── TEXT TO READ ──
In the paper integrability of Lie brackets M. Crainic and L. R. Fernandez define the notion of A-path as follows.

Definition. Let $A\stackrel{\pi}{\longrightarrow} M$ be a Lie algebroid. An A-path is a $C^1$ curve $a:I\longrightarrow A$ such that $$\sharp a(t)=\frac{d}{dt} \pi(a(t)),$$ where $\sharp:A\longrightarrow TM$ is the anchor map.

I'm trying to make sense of this definition. What does $\frac{d}{dt}\pi(a(t))$ mean? I don't understand for it should be a map from $I$ to $TM$.
───
── EXTRACTED DATA ──
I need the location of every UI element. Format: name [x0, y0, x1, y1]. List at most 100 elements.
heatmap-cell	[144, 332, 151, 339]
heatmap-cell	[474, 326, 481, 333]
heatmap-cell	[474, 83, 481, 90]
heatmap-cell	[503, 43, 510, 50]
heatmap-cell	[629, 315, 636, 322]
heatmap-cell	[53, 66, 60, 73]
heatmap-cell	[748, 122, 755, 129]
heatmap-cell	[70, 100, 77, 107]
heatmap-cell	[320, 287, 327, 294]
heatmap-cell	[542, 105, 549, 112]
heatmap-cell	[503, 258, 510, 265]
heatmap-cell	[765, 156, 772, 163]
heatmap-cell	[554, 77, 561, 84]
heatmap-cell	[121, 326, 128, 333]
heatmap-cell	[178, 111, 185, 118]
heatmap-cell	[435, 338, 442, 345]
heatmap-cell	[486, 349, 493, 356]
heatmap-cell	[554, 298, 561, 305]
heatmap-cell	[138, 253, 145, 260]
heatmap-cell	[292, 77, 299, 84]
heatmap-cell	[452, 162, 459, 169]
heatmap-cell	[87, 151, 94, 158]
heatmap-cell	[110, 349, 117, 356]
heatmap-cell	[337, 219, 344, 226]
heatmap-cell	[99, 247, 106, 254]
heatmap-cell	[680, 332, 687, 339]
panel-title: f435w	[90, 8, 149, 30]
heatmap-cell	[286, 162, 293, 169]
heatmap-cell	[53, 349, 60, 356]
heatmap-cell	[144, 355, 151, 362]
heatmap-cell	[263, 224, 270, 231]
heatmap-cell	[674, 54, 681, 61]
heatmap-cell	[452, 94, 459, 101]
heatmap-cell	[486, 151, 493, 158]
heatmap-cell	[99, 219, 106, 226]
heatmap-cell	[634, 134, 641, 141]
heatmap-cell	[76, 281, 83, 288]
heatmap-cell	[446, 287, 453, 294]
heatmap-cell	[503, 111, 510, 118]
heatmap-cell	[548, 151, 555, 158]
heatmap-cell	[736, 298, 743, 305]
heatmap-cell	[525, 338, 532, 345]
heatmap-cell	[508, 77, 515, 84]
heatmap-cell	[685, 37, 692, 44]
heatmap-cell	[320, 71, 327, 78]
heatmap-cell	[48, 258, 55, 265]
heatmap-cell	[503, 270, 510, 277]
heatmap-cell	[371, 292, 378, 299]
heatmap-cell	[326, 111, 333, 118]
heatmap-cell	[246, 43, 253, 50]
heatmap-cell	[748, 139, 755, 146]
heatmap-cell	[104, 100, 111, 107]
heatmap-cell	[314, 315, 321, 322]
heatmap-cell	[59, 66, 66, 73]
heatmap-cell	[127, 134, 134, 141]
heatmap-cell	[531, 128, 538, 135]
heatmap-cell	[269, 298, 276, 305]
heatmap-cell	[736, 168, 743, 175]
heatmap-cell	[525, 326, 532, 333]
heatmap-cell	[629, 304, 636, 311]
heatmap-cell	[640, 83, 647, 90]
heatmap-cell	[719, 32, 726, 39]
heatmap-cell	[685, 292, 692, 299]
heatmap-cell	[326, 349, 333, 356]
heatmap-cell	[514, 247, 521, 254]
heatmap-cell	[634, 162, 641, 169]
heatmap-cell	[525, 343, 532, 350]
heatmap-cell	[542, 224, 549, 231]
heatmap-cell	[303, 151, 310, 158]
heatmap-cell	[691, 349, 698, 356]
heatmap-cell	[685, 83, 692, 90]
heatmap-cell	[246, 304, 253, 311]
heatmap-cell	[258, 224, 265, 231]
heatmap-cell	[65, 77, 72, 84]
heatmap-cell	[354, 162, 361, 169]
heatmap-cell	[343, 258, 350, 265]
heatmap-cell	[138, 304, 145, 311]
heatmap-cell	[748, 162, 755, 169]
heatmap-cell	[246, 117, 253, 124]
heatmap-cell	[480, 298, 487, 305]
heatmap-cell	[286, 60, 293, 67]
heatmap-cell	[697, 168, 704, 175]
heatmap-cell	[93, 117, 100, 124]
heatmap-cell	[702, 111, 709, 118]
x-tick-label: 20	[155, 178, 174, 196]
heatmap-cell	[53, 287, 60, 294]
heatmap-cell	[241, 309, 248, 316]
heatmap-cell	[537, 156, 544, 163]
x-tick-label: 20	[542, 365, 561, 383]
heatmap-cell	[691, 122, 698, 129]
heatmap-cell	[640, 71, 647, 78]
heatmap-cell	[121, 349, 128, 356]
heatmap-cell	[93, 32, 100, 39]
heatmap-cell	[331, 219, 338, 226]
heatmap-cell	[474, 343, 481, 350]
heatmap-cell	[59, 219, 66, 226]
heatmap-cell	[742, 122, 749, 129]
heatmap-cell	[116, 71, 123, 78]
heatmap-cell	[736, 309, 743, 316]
───
GOALS:
A – Answer these questions about the post on A-paths:
(i) Which authors define the notion of A-path?
(ii) What smoothness class must the curve in an A-path have?
(iii) According to the writer, a map from what to what should $\frac{d}{dt}\pi(a(t))$ be?
B – Write out the passage of the post on A-paths between "In the paper" and "from $I$ to $TM$.", inclusive.
C – Recast the paragraph of the post on A-paths that begins "Definition. Let" as a short list, keeping its main facts.

PER-TASK ANSWERS:
A –
(i) M. Crainic and L. R. Fernandez
(ii) $C^1$
(iii) A map from $I$ to $TM$

B –
In the paper integrability of Lie brackets M. Crainic and L. R. Fernandez define the notion of A-path as follows.

Definition. Let $A\stackrel{\pi}{\longrightarrow} M$ be a Lie algebroid. An A-path is a $C^1$ curve $a:I\longrightarrow A$ such that $$\sharp a(t)=\frac{d}{dt} \pi(a(t)),$$ where $\sharp:A\longrightarrow TM$ is the anchor map.

I'm trying to make sense of this definition. What does $\frac{d}{dt}\pi(a(t))$ mean? I don't understand for it should be a map from $I$ to $TM$.

C –
- $A\stackrel{\pi}{\longrightarrow} M$ is a Lie algebroid.
- An A-path is a $C^1$ curve $a:I\longrightarrow A$.
- The curve must satisfy $\sharp a(t)=\frac{d}{dt} \pi(a(t))$.
- $\sharp:A\longrightarrow TM$ is the anchor map.